_Data extracted from a collection_
-- BEGIN --

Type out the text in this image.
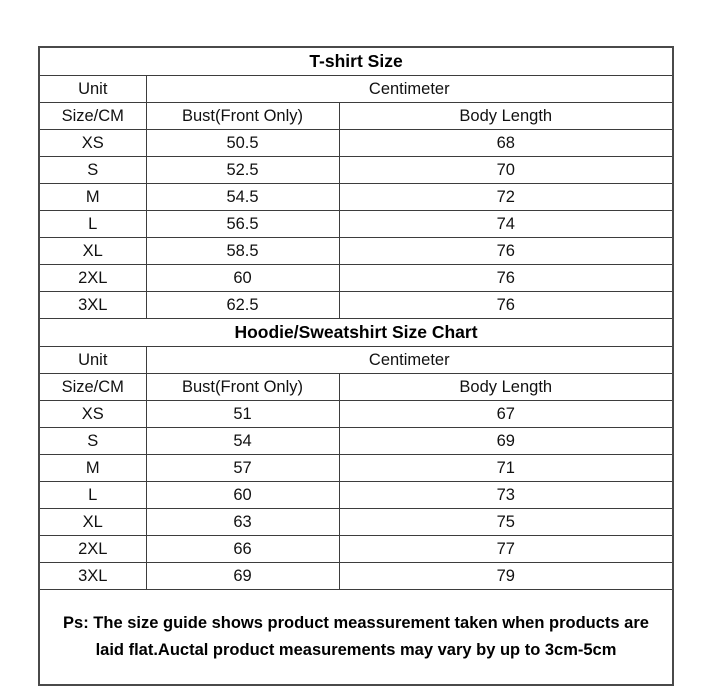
T-shirt Size		
Unit	Centimeter	
Size/CM	Bust(Front Only)	Body Length
XS	50.5	68
S	52.5	70
M	54.5	72
L	56.5	74
XL	58.5	76
2XL	60	76
3XL	62.5	76
Hoodie/Sweatshirt Size Chart		
Unit	Centimeter	
Size/CM	Bust(Front Only)	Body Length
XS	51	67
S	54	69
M	57	71
L	60	73
XL	63	75
2XL	66	77
3XL	69	79

Ps: The size guide shows product meassurement taken when products are
laid flat.Auctal product measurements may vary by up to 3cm-5cm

-- END --

_Written exercise_
Without the pictures, repeat all the records word for word.

_Full response_
Type out the text in this image.
T-shirt Size		
Unit	Centimeter	
Size/CM	Bust(Front Only)	Body Length
XS	50.5	68
S	52.5	70
M	54.5	72
L	56.5	74
XL	58.5	76
2XL	60	76
3XL	62.5	76
Hoodie/Sweatshirt Size Chart		
Unit	Centimeter	
Size/CM	Bust(Front Only)	Body Length
XS	51	67
S	54	69
M	57	71
L	60	73
XL	63	75
2XL	66	77
3XL	69	79

Ps: The size guide shows product meassurement taken when products are
laid flat.Auctal product measurements may vary by up to 3cm-5cm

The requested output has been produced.